==== Selection

Proof of Ratio Test on Infinite Series

[Fooze]

Homework Statement

I know that the ratio test can be proved using the geometric series knowledge, but I'm looking for a way to prove the ratio test without the geometric series at all.

The reason is that I'm proving the geometric series convergence with the ratio test, and my professor doesn't want me to use circular reasoning, because from what he remembered, he could only think of a proof with the geometric series.

Do you guys know of any proof that doesn't involve the geometric series?

I'm not trying to prove it myself, necessarily, just find the information somewhere. Any ideas?

 

[snipez90]

I think you'll be hard pressed to find such a proof. The motivation behind the proof of the ratio test is to use the comparison test, which requires that we actually know a convergent series to begin with. Since it's easy to show the convergence of the geometric series using basic algebra and limits, there is no need to believe that any circular reasoning will result. I think you can prove the ratio test from the root test, but iirc, an easy proof of the root test also depends on comparison with the geometric series.

 

[Fooze]

Yes, that is what I was figuring... I was just hoping to prove my professor wrong. ;)

If anyone has any other thoughts though, please do let me know!

 

[n!kofeyn]

snipez90 is exactly right. Here are some references if you wanted to see the proofs in action.

p. 190-193 of Mathematical Analysis by Tom Apostol
p. 60-67 of Principles of Mathematical Analysis by Walter Rudin
p. 161-162 of Advanced Calculus by Creighton Buck

========
==== Given information

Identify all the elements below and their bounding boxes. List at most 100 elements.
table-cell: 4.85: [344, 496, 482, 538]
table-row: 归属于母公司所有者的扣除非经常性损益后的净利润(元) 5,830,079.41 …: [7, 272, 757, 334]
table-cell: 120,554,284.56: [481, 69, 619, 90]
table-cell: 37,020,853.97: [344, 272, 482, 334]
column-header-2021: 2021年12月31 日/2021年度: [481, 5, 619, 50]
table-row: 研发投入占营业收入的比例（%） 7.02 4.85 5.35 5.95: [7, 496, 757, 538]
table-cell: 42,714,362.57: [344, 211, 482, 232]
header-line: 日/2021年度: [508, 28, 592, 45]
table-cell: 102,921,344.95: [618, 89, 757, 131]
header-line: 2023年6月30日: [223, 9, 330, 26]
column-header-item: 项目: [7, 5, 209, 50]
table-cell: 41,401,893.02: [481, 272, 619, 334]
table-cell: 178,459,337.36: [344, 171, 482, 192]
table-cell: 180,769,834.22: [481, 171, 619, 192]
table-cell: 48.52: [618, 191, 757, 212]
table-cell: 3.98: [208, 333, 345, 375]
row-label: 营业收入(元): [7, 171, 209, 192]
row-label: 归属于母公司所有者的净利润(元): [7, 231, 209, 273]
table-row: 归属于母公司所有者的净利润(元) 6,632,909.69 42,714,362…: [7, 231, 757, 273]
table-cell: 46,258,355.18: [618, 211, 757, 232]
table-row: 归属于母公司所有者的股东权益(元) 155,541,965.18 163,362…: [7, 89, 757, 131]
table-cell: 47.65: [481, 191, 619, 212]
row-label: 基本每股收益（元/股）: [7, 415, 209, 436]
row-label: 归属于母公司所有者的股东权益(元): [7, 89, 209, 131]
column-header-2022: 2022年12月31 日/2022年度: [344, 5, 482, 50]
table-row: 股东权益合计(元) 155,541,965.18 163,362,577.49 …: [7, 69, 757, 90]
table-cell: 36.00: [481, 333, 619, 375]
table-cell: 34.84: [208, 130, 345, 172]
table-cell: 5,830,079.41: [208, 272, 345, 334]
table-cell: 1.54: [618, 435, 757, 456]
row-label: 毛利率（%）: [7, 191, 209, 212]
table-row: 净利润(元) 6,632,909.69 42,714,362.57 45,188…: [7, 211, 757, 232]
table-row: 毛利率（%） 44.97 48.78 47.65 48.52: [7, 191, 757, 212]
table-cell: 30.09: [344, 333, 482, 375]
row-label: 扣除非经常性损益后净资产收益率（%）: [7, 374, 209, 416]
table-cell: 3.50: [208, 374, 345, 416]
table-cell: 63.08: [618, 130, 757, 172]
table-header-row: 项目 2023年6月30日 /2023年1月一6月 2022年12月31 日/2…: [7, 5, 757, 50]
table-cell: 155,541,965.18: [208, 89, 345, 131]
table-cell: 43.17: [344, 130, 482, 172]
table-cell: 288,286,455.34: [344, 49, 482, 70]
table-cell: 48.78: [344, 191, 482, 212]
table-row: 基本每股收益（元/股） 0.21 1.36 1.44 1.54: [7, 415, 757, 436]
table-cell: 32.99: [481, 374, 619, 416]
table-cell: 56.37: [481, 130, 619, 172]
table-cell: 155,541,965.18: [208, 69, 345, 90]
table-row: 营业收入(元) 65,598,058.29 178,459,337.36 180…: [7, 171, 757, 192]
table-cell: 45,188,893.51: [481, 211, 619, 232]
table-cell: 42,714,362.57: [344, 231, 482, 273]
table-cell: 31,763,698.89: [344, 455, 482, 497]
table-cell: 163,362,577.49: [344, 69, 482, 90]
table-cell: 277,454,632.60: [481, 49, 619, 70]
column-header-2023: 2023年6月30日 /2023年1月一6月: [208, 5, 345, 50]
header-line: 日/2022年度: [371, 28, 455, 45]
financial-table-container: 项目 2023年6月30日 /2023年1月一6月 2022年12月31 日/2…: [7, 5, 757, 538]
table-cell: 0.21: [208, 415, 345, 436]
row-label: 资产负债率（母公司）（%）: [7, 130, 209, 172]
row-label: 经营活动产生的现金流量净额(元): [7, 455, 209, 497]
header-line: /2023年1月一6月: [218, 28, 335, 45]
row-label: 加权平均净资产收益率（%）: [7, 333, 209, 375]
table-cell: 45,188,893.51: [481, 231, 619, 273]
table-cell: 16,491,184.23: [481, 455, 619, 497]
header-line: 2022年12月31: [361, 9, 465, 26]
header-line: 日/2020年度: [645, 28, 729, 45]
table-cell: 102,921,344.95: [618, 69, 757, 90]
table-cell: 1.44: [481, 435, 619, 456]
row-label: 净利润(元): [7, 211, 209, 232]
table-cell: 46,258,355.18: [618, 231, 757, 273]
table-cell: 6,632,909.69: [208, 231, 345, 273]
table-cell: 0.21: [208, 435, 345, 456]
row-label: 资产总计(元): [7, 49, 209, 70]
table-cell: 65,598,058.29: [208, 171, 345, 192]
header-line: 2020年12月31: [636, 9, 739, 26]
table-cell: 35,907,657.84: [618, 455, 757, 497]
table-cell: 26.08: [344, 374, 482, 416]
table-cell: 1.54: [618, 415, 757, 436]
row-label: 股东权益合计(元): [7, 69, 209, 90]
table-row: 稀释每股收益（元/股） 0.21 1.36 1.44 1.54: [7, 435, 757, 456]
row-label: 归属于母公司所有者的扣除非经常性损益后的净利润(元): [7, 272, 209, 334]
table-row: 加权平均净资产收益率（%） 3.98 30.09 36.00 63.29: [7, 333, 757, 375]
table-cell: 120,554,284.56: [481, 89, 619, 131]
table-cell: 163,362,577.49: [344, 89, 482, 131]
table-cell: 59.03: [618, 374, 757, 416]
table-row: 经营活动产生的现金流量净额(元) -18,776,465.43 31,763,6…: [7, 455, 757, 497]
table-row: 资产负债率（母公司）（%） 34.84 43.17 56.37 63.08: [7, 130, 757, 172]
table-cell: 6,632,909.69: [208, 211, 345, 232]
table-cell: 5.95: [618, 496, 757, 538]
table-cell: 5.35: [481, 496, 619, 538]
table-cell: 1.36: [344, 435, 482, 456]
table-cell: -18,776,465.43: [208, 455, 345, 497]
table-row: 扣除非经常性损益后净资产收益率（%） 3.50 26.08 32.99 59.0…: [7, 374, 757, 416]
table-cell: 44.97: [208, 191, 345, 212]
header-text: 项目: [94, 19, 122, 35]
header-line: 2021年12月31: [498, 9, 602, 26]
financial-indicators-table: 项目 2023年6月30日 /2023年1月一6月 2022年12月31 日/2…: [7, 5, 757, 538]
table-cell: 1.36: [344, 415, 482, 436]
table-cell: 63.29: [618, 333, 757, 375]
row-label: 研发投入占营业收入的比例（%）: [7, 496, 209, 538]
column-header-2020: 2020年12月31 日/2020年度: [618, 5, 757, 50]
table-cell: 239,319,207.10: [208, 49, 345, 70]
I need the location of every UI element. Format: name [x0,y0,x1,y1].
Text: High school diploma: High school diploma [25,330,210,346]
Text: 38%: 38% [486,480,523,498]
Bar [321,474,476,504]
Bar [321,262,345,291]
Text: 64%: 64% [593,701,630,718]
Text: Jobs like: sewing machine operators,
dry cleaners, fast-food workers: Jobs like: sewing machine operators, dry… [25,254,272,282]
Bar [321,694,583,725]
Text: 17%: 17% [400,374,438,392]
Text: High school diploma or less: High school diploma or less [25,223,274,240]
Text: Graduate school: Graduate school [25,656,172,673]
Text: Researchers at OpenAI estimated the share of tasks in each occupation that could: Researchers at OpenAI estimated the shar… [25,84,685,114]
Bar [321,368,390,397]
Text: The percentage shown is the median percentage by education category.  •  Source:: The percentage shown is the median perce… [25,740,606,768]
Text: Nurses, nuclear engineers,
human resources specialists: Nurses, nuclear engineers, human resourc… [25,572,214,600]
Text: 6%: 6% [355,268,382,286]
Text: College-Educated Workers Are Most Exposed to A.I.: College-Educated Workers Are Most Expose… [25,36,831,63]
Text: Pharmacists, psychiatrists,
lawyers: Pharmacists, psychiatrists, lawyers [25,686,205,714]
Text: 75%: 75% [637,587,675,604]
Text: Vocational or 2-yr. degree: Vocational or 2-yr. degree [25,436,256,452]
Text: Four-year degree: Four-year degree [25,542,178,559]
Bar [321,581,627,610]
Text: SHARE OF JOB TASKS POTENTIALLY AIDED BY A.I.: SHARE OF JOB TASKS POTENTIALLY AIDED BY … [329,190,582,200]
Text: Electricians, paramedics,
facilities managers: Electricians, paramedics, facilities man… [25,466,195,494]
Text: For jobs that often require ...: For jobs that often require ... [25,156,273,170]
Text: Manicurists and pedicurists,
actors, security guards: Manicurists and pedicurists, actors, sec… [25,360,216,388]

========

● **Stated task 1**
In the ratio test thread, which test is named as the motivation behind the proof of the ratio test?
● **Stated task 2**
Print everything in the ratio test thread from "Proof of Ratio" down to "the geometric series?".

● **Worked answer 1**
The comparison test.

● **Worked answer 2**
Proof of Ratio Test on Infinite Series

[Fooze]

Homework Statement

I know that the ratio test can be proved using the geometric series knowledge, but I'm looking for a way to prove the ratio test without the geometric series at all.

The reason is that I'm proving the geometric series convergence with the ratio test, and my professor doesn't want me to use circular reasoning, because from what he remembered, he could only think of a proof with the geometric series.

Do you guys know of any proof that doesn't involve the geometric series?